### Work request
Could you copy every entry exactly, dropping the pictures?

### Available records
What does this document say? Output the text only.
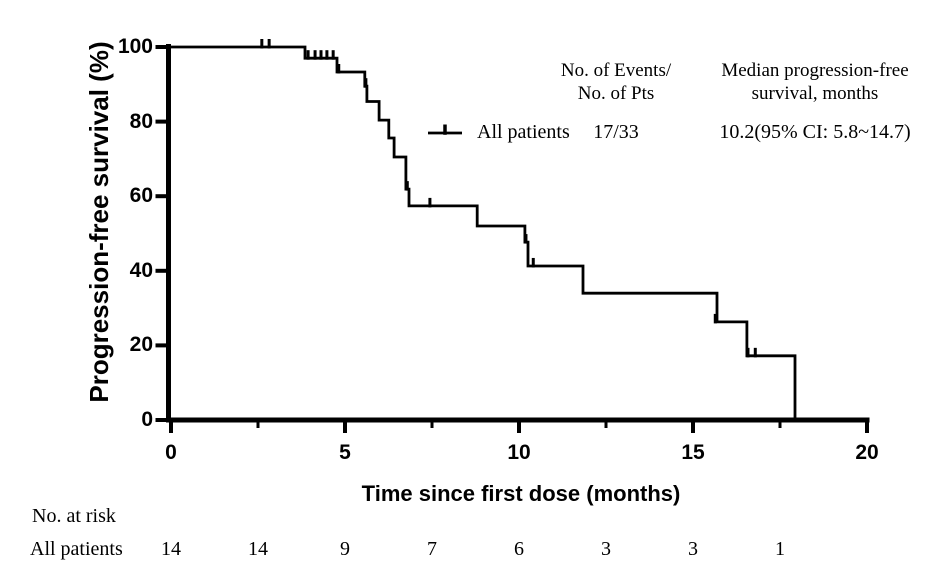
Progression-free survival (%)
Time since first dose (months)
0
20
40
60
80
100
0	5	10	15	20
No. of Events/
No. of Pts
Median progression-free
survival, months
All patients	17/33	10.2(95% CI: 5.8~14.7)
No. at risk
All patients	14	14	9	7	6	3	3	1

### Solution below
What does this document say? Output the text only.
Progression-free survival (%)
Time since first dose (months)
0
20
40
60
80
100
0	5	10	15	20
No. of Events/
No. of Pts
Median progression-free
survival, months
All patients	17/33	10.2(95% CI: 5.8~14.7)
No. at risk
All patients	14	14	9	7	6	3	3	1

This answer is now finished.